**WHAT TO DO:** Print all of the data exactly as written.

**Data items:**

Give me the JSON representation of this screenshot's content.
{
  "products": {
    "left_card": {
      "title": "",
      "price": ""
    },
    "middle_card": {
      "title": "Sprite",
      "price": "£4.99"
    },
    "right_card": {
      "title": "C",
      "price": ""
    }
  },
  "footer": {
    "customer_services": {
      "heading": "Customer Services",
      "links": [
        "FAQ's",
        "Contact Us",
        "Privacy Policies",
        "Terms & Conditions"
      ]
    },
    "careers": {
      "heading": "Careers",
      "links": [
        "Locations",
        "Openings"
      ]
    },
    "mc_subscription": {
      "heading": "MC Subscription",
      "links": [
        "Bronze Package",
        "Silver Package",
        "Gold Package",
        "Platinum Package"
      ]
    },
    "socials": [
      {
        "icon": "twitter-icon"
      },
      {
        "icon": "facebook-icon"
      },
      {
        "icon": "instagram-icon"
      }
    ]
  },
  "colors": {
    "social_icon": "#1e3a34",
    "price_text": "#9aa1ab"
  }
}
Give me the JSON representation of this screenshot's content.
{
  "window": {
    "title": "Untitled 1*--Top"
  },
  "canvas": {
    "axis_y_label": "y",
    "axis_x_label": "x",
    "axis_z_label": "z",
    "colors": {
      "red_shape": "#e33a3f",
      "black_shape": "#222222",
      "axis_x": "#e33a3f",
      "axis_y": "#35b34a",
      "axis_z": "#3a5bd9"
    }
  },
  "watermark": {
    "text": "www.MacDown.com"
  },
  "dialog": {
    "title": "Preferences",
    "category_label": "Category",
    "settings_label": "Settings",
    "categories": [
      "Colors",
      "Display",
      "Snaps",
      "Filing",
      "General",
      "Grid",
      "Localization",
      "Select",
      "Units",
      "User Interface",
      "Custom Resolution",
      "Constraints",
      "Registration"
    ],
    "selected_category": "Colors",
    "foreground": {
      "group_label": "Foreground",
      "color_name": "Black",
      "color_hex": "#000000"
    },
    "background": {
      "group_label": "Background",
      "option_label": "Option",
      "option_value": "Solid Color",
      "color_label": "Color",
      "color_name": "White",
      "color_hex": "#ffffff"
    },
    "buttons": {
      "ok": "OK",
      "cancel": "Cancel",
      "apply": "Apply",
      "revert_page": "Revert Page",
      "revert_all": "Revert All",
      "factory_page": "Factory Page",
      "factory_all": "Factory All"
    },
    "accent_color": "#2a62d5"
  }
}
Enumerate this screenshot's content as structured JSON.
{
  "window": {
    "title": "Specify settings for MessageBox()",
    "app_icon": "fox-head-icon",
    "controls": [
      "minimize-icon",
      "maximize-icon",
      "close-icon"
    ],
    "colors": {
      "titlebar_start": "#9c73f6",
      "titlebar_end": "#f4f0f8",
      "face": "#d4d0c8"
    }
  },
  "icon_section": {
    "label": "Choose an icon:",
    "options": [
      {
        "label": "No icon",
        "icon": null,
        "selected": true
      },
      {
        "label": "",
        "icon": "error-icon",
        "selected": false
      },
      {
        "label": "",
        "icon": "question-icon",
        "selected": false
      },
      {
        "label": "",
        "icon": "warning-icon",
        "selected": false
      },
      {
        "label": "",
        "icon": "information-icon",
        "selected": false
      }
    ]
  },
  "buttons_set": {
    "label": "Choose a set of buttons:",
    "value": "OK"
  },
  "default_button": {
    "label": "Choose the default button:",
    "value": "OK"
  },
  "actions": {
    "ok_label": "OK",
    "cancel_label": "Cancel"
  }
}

**PROBLEM SOLUTION:**
Give me the JSON representation of this screenshot's content.
{
  "products": {
    "left_card": {
      "title": "",
      "price": ""
    },
    "middle_card": {
      "title": "Sprite",
      "price": "£4.99"
    },
    "right_card": {
      "title": "C",
      "price": ""
    }
  },
  "footer": {
    "customer_services": {
      "heading": "Customer Services",
      "links": [
        "FAQ's",
        "Contact Us",
        "Privacy Policies",
        "Terms & Conditions"
      ]
    },
    "careers": {
      "heading": "Careers",
      "links": [
        "Locations",
        "Openings"
      ]
    },
    "mc_subscription": {
      "heading": "MC Subscription",
      "links": [
        "Bronze Package",
        "Silver Package",
        "Gold Package",
        "Platinum Package"
      ]
    },
    "socials": [
      {
        "icon": "twitter-icon"
      },
      {
        "icon": "facebook-icon"
      },
      {
        "icon": "instagram-icon"
      }
    ]
  },
  "colors": {
    "social_icon": "#1e3a34",
    "price_text": "#9aa1ab"
  }
}
Give me the JSON representation of this screenshot's content.
{
  "window": {
    "title": "Untitled 1*--Top"
  },
  "canvas": {
    "axis_y_label": "y",
    "axis_x_label": "x",
    "axis_z_label": "z",
    "colors": {
      "red_shape": "#e33a3f",
      "black_shape": "#222222",
      "axis_x": "#e33a3f",
      "axis_y": "#35b34a",
      "axis_z": "#3a5bd9"
    }
  },
  "watermark": {
    "text": "www.MacDown.com"
  },
  "dialog": {
    "title": "Preferences",
    "category_label": "Category",
    "settings_label": "Settings",
    "categories": [
      "Colors",
      "Display",
      "Snaps",
      "Filing",
      "General",
      "Grid",
      "Localization",
      "Select",
      "Units",
      "User Interface",
      "Custom Resolution",
      "Constraints",
      "Registration"
    ],
    "selected_category": "Colors",
    "foreground": {
      "group_label": "Foreground",
      "color_name": "Black",
      "color_hex": "#000000"
    },
    "background": {
      "group_label": "Background",
      "option_label": "Option",
      "option_value": "Solid Color",
      "color_label": "Color",
      "color_name": "White",
      "color_hex": "#ffffff"
    },
    "buttons": {
      "ok": "OK",
      "cancel": "Cancel",
      "apply": "Apply",
      "revert_page": "Revert Page",
      "revert_all": "Revert All",
      "factory_page": "Factory Page",
      "factory_all": "Factory All"
    },
    "accent_color": "#2a62d5"
  }
}
Enumerate this screenshot's content as structured JSON.
{
  "window": {
    "title": "Specify settings for MessageBox()",
    "app_icon": "fox-head-icon",
    "controls": [
      "minimize-icon",
      "maximize-icon",
      "close-icon"
    ],
    "colors": {
      "titlebar_start": "#9c73f6",
      "titlebar_end": "#f4f0f8",
      "face": "#d4d0c8"
    }
  },
  "icon_section": {
    "label": "Choose an icon:",
    "options": [
      {
        "label": "No icon",
        "icon": null,
        "selected": true
      },
      {
        "label": "",
        "icon": "error-icon",
        "selected": false
      },
      {
        "label": "",
        "icon": "question-icon",
        "selected": false
      },
      {
        "label": "",
        "icon": "warning-icon",
        "selected": false
      },
      {
        "label": "",
        "icon": "information-icon",
        "selected": false
      }
    ]
  },
  "buttons_set": {
    "label": "Choose a set of buttons:",
    "value": "OK"
  },
  "default_button": {
    "label": "Choose the default button:",
    "value": "OK"
  },
  "actions": {
    "ok_label": "OK",
    "cancel_label": "Cancel"
  }
}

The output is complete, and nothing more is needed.